Exercise instructions: Check each line below for the word "JSON" and give the number of lines that have it, nothing more.

::: Task material

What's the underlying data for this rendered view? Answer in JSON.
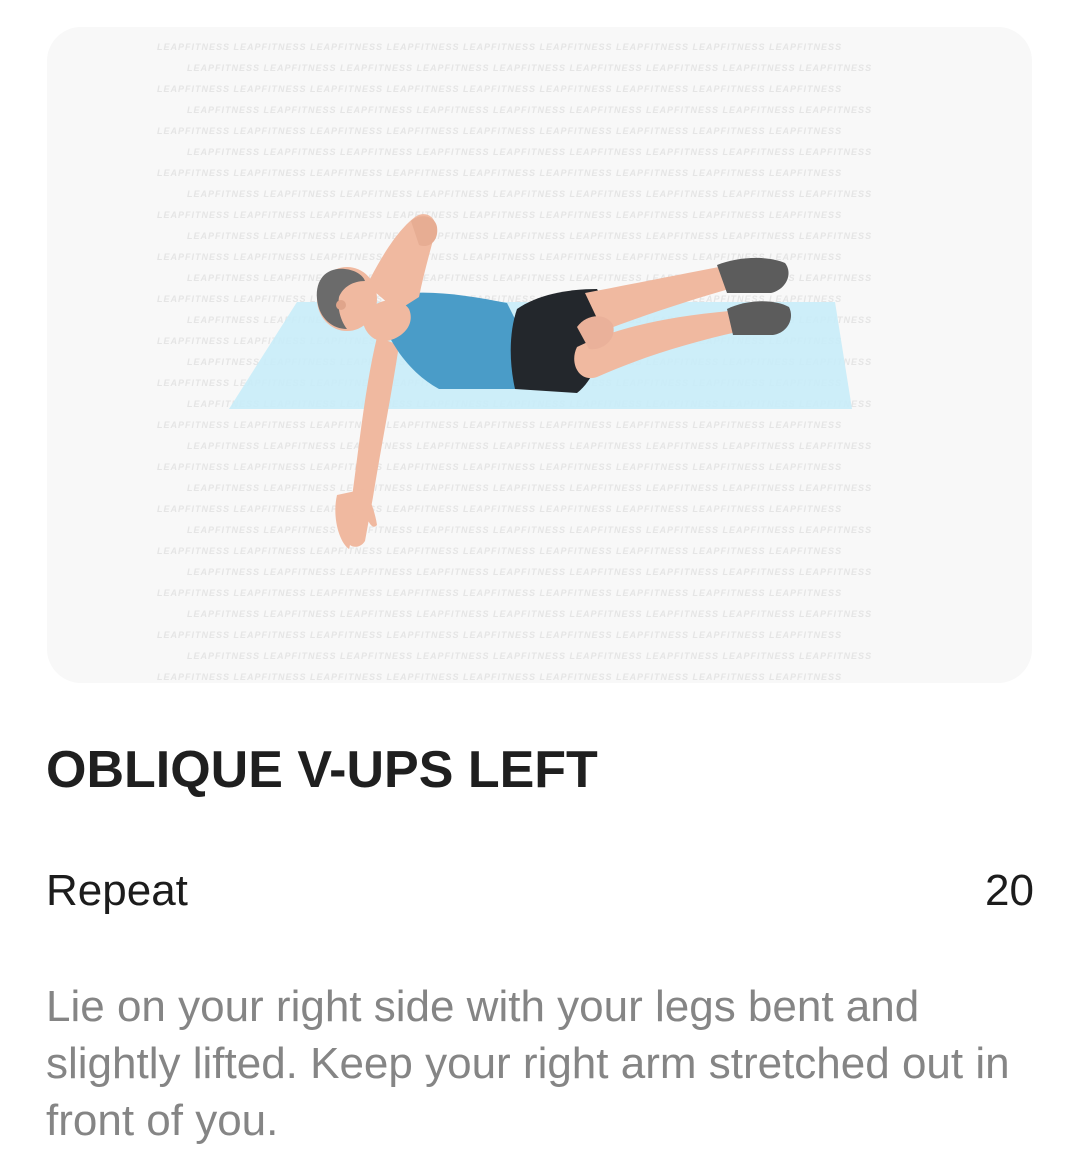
{
  "illustration": {
    "watermark_text": "LEAPFITNESS",
    "colors": {
      "card_background": "#f8f8f8",
      "mat": "#c8ecf8",
      "skin": "#f0b9a0",
      "shirt": "#4a9cc8",
      "shorts": "#23272c",
      "hair": "#6b6b6b",
      "shoes": "#5c5c5c"
    }
  },
  "exercise": {
    "title": "OBLIQUE V-UPS LEFT",
    "repeat_label": "Repeat",
    "repeat_value": "20",
    "description": "Lie on your right side with your legs bent and slightly lifted. Keep your right arm stretched out in front of you."
  }
}
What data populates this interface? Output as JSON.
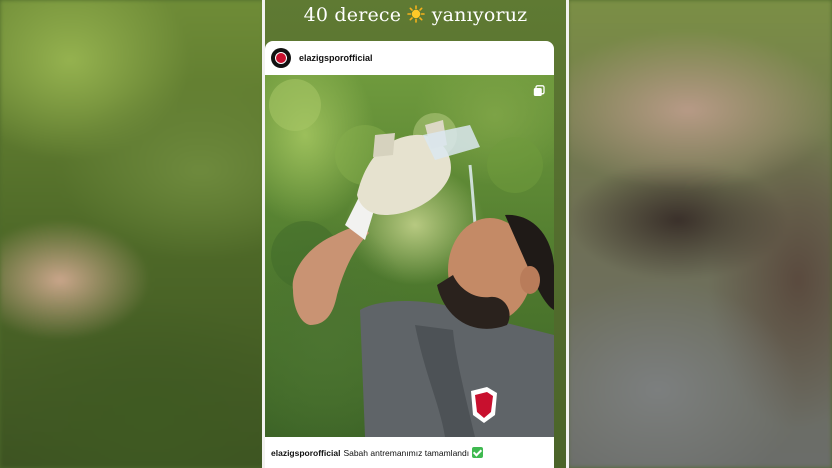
{
  "story": {
    "caption_text": "40 derece",
    "caption_suffix": "yanıyoruz",
    "caption_emoji": "sun-icon"
  },
  "post": {
    "username": "elazigsporofficial",
    "caption_user": "elazigsporofficial",
    "caption_text": "Sabah antremanımız tamamlandı",
    "caption_emoji": "check-mark-icon",
    "multi_image_icon": "carousel-icon"
  },
  "colors": {
    "story_background": "#556f2f",
    "card_background": "#ffffff",
    "check_green": "#3fb950",
    "avatar_red": "#c8102e"
  }
}
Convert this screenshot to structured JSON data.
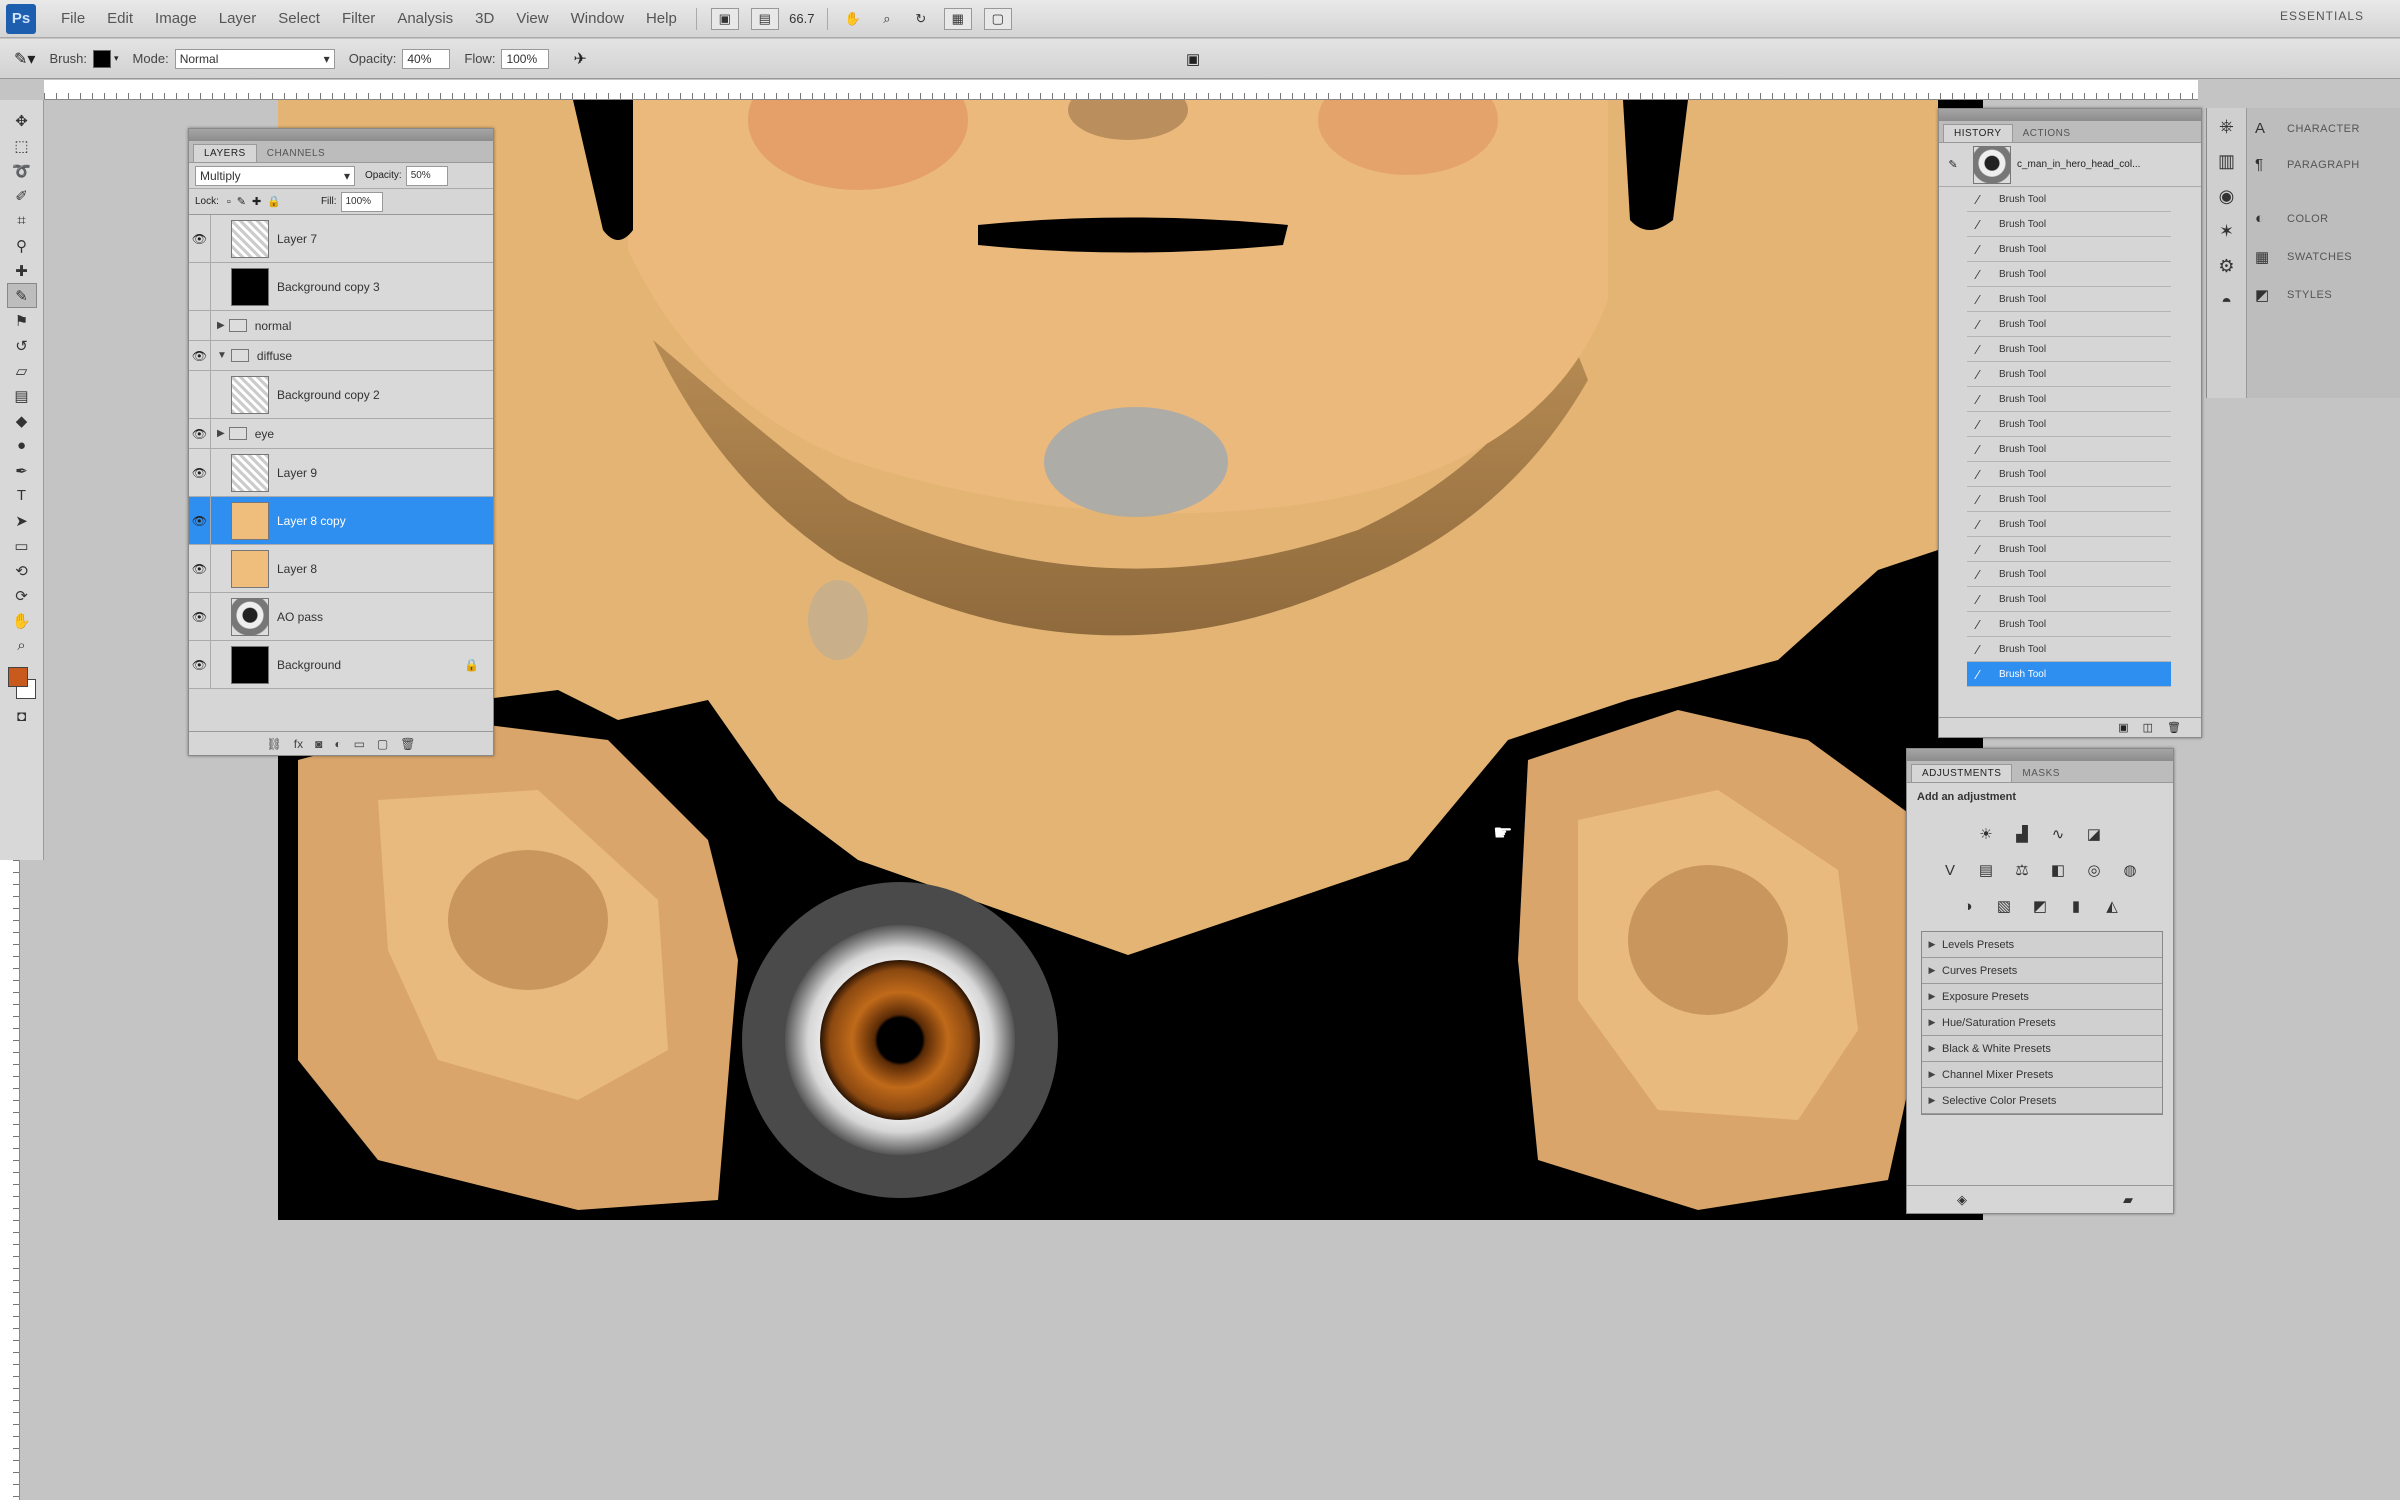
{
  "app": {
    "name": "Ps",
    "workspace": "ESSENTIALS"
  },
  "menu": [
    "File",
    "Edit",
    "Image",
    "Layer",
    "Select",
    "Filter",
    "Analysis",
    "3D",
    "View",
    "Window",
    "Help"
  ],
  "menubar_tools": {
    "zoom": "66.7"
  },
  "options": {
    "brush_label": "Brush:",
    "mode_label": "Mode:",
    "mode_value": "Normal",
    "opacity_label": "Opacity:",
    "opacity_value": "40%",
    "flow_label": "Flow:",
    "flow_value": "100%"
  },
  "tools": [
    "move-icon",
    "marquee-icon",
    "lasso-icon",
    "quick-select-icon",
    "crop-icon",
    "eyedropper-icon",
    "healing-icon",
    "brush-icon",
    "clone-stamp-icon",
    "history-brush-icon",
    "eraser-icon",
    "gradient-icon",
    "blur-icon",
    "dodge-icon",
    "pen-icon",
    "type-icon",
    "path-select-icon",
    "shape-icon",
    "3d-rotate-icon",
    "3d-orbit-icon",
    "hand-icon",
    "zoom-icon"
  ],
  "colors": {
    "foreground": "#c85a1d",
    "background": "#ffffff",
    "selection": "#2f8ff0",
    "skin": "#e6b677"
  },
  "layers_panel": {
    "tabs": [
      "LAYERS",
      "CHANNELS"
    ],
    "blend_mode": "Multiply",
    "opacity_label": "Opacity:",
    "opacity_value": "50%",
    "lock_label": "Lock:",
    "fill_label": "Fill:",
    "fill_value": "100%",
    "layers": [
      {
        "name": "Layer 7",
        "thumb": "texture",
        "visible": true
      },
      {
        "name": "Background copy 3",
        "thumb": "dark",
        "visible": false
      },
      {
        "name": "normal",
        "group": true,
        "visible": false
      },
      {
        "name": "diffuse",
        "group": true,
        "visible": true
      },
      {
        "name": "Background copy 2",
        "thumb": "texture",
        "visible": false
      },
      {
        "name": "eye",
        "group": true,
        "visible": true
      },
      {
        "name": "Layer 9",
        "thumb": "texture",
        "visible": true
      },
      {
        "name": "Layer 8 copy",
        "thumb": "skin",
        "visible": true,
        "selected": true
      },
      {
        "name": "Layer 8",
        "thumb": "skin",
        "visible": true
      },
      {
        "name": "AO pass",
        "thumb": "face",
        "visible": true
      },
      {
        "name": "Background",
        "thumb": "dark",
        "visible": true,
        "locked": true
      }
    ],
    "footer": "fx"
  },
  "history_panel": {
    "tabs": [
      "HISTORY",
      "ACTIONS"
    ],
    "snapshot": "c_man_in_hero_head_col...",
    "items": [
      "Brush Tool",
      "Brush Tool",
      "Brush Tool",
      "Brush Tool",
      "Brush Tool",
      "Brush Tool",
      "Brush Tool",
      "Brush Tool",
      "Brush Tool",
      "Brush Tool",
      "Brush Tool",
      "Brush Tool",
      "Brush Tool",
      "Brush Tool",
      "Brush Tool",
      "Brush Tool",
      "Brush Tool",
      "Brush Tool",
      "Brush Tool",
      "Brush Tool"
    ],
    "selected_index": 19
  },
  "right_dock": {
    "items": [
      "CHARACTER",
      "PARAGRAPH",
      "COLOR",
      "SWATCHES",
      "STYLES"
    ]
  },
  "adjustments_panel": {
    "tabs": [
      "ADJUSTMENTS",
      "MASKS"
    ],
    "header": "Add an adjustment",
    "presets": [
      "Levels Presets",
      "Curves Presets",
      "Exposure Presets",
      "Hue/Saturation Presets",
      "Black & White Presets",
      "Channel Mixer Presets",
      "Selective Color Presets"
    ]
  }
}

::::::

Solution to the problem: 3